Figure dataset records
>> Begin

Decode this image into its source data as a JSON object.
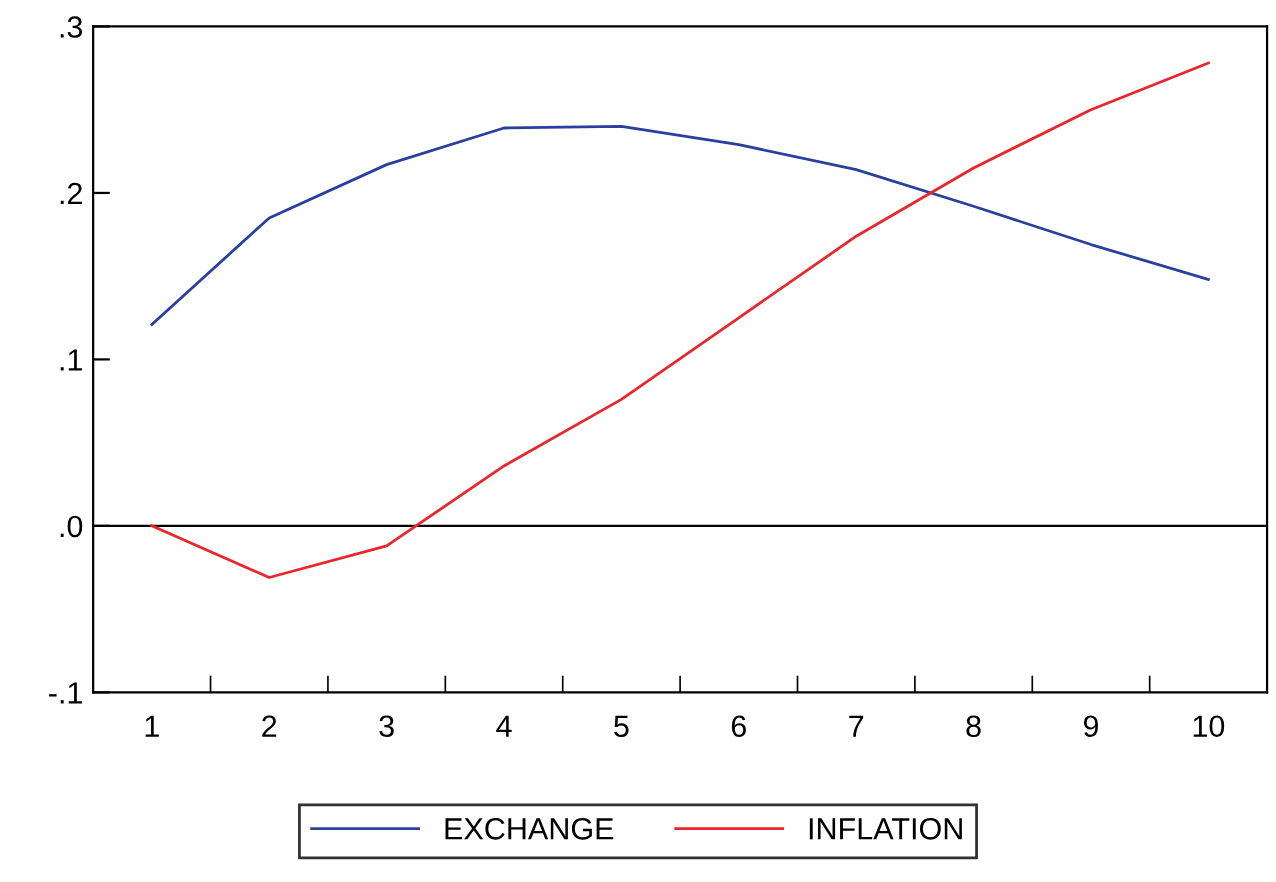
{
  "chart_data": {
    "type": "line",
    "categories": [
      "1",
      "2",
      "3",
      "4",
      "5",
      "6",
      "7",
      "8",
      "9",
      "10"
    ],
    "series": [
      {
        "name": "EXCHANGE",
        "color": "#2b3f9e",
        "values": [
          0.121,
          0.185,
          0.217,
          0.239,
          0.24,
          0.229,
          0.214,
          0.192,
          0.169,
          0.148
        ]
      },
      {
        "name": "INFLATION",
        "color": "#e8262b",
        "values": [
          0.0,
          -0.031,
          -0.012,
          0.036,
          0.076,
          0.125,
          0.174,
          0.215,
          0.25,
          0.278
        ]
      }
    ],
    "ylim": [
      -0.1,
      0.3
    ],
    "yticks": [
      {
        "value": -0.1,
        "label": "-.1"
      },
      {
        "value": 0,
        "label": ".0"
      },
      {
        "value": 0.1,
        "label": ".1"
      },
      {
        "value": 0.2,
        "label": ".2"
      },
      {
        "value": 0.3,
        "label": ".3"
      }
    ],
    "ref_lines": [
      {
        "axis": "y",
        "value": 0,
        "color": "#000000"
      }
    ],
    "grid": false,
    "legend": "bottom",
    "marker": "none",
    "line_style": "solid"
  }
}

>> End

Identify and copy all lines with the word "label".

» **Solved exercise**:
        "label": "-.1"
        "label": ".0"
        "label": ".1"
        "label": ".2"
        "label": ".3"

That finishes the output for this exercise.